What this task involves: From the listing below, copy every line with the word "이진희T".

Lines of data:
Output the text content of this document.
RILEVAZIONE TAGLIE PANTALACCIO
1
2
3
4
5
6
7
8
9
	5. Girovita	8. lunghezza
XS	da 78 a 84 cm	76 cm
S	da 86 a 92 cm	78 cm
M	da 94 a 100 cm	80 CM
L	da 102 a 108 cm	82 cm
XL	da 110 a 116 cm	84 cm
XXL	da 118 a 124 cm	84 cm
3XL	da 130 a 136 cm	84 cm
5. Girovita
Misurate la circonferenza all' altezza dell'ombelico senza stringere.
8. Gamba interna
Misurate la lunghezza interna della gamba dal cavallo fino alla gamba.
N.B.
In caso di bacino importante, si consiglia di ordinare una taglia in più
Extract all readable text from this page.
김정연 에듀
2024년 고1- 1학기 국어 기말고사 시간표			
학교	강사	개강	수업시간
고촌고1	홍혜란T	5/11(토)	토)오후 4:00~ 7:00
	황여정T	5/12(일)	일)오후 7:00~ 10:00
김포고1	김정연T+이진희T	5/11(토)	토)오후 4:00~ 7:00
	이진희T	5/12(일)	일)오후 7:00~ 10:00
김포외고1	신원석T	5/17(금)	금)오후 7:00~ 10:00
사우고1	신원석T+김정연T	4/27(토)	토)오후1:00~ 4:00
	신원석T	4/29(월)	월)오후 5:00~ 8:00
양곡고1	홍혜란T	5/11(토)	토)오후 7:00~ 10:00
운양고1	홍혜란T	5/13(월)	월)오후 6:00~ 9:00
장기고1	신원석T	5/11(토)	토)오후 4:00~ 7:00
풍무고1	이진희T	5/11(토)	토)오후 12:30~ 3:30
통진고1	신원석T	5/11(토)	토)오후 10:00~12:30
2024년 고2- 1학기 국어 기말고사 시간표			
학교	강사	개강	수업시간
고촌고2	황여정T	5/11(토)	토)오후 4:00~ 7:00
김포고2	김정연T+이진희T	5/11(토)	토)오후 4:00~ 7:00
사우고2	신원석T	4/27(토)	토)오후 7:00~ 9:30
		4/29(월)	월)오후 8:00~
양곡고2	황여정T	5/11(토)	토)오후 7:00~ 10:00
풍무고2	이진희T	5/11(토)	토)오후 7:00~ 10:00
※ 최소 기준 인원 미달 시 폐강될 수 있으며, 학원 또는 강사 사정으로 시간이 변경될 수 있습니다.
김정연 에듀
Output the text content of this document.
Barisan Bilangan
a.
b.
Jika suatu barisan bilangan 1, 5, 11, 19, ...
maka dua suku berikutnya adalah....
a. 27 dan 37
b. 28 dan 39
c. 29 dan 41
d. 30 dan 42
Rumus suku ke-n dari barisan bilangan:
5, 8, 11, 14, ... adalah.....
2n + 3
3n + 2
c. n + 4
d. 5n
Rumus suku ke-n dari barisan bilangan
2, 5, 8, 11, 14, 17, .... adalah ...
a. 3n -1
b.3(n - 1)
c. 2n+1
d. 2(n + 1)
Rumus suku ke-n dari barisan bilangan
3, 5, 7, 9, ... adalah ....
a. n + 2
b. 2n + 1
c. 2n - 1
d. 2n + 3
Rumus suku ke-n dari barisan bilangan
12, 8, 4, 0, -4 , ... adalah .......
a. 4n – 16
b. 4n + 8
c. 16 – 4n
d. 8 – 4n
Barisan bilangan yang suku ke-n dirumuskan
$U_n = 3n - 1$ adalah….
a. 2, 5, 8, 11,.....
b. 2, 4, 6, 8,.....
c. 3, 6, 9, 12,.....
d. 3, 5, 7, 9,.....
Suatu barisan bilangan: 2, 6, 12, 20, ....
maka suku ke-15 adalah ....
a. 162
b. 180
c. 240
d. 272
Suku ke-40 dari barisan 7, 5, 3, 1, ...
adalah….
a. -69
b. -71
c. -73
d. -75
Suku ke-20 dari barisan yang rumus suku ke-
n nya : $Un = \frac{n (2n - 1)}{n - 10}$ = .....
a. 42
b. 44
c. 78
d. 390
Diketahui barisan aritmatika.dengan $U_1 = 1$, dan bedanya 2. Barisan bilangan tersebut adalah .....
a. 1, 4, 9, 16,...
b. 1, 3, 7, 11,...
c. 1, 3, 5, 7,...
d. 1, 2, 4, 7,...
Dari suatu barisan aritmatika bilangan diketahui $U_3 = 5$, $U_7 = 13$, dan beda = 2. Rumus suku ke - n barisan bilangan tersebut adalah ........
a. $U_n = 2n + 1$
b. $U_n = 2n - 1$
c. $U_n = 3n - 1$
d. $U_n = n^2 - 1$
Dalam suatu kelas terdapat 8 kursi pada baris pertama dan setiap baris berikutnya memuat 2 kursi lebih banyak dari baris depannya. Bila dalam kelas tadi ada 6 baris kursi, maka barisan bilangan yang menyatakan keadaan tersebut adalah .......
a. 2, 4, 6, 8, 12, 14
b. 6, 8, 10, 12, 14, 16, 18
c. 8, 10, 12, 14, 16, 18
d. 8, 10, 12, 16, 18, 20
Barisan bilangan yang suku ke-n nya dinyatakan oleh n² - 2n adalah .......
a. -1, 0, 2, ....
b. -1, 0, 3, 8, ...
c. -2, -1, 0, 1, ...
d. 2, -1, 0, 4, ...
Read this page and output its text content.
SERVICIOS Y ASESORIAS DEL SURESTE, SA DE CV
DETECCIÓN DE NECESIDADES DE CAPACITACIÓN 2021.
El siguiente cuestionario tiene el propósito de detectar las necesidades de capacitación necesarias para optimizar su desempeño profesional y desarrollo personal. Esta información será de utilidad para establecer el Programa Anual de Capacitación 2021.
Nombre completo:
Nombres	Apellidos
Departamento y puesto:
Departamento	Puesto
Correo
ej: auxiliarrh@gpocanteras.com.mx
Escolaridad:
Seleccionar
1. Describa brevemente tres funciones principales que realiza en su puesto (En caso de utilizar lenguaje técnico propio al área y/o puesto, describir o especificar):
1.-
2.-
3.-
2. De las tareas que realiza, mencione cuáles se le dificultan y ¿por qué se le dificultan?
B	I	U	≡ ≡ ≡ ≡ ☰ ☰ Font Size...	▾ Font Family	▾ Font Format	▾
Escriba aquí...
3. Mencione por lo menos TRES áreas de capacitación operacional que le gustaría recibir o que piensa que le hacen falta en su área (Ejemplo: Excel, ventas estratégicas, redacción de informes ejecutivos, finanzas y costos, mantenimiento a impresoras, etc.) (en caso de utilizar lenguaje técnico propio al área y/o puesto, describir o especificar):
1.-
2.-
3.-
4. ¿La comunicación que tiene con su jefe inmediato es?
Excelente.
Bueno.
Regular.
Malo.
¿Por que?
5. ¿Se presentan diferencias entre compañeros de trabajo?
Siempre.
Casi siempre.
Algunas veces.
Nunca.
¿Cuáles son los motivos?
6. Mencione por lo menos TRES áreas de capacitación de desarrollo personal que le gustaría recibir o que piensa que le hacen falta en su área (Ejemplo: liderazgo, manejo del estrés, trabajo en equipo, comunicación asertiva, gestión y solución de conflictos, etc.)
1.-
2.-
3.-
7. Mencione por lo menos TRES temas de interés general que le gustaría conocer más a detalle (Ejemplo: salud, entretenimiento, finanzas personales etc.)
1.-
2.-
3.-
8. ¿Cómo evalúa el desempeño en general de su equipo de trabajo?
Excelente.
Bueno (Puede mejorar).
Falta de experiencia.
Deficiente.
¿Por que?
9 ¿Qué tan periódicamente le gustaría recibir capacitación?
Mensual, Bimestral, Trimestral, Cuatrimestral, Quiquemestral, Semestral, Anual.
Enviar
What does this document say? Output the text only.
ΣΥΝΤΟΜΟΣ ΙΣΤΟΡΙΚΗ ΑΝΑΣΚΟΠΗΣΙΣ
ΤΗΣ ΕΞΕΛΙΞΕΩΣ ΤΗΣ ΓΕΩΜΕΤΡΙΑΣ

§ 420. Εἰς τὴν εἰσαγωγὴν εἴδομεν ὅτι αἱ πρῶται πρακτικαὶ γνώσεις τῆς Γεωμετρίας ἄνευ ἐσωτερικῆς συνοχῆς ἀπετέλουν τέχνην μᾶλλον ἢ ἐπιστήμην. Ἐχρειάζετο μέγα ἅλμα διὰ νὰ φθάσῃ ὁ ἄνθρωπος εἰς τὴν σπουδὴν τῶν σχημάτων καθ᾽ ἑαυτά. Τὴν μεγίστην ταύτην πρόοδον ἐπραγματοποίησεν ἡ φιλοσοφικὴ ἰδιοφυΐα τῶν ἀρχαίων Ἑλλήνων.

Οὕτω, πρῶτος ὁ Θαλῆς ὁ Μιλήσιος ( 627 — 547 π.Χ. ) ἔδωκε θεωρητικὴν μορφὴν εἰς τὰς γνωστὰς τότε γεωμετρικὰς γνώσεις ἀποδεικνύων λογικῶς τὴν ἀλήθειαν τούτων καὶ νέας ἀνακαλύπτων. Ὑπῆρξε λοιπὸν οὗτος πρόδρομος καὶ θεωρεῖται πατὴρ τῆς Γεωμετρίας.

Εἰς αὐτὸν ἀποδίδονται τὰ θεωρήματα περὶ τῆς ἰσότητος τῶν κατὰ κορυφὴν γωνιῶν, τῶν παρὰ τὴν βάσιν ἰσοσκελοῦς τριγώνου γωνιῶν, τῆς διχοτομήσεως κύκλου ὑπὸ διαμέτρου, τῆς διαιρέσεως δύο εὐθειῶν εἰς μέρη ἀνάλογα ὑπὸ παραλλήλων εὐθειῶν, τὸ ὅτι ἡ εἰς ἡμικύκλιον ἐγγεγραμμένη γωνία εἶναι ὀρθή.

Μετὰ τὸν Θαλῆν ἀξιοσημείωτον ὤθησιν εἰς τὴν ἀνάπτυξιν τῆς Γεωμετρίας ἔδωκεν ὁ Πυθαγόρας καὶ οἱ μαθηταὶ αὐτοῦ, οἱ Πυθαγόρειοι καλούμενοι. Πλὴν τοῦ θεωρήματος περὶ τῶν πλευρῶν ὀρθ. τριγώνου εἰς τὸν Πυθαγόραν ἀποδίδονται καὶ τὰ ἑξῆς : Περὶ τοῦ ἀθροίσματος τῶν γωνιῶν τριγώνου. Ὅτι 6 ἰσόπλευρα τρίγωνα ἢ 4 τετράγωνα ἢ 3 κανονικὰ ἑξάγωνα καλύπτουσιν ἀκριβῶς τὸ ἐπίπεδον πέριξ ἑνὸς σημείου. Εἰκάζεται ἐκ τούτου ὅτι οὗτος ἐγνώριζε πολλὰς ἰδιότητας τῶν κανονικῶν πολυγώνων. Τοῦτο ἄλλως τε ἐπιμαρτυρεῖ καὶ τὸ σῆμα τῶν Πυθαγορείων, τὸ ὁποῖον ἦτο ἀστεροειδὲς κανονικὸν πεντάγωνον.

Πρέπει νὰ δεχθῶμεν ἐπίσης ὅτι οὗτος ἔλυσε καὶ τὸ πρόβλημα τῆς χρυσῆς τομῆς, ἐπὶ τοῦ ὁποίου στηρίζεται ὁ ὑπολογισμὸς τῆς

The response:
김포고1	김정연T+이진희T	5/11(토)	토)오후 4:00~ 7:00
	이진희T	5/12(일)	일)오후 7:00~ 10:00
풍무고1	이진희T	5/11(토)	토)오후 12:30~ 3:30
김포고2	김정연T+이진희T	5/11(토)	토)오후 4:00~ 7:00
풍무고2	이진희T	5/11(토)	토)오후 7:00~ 10:00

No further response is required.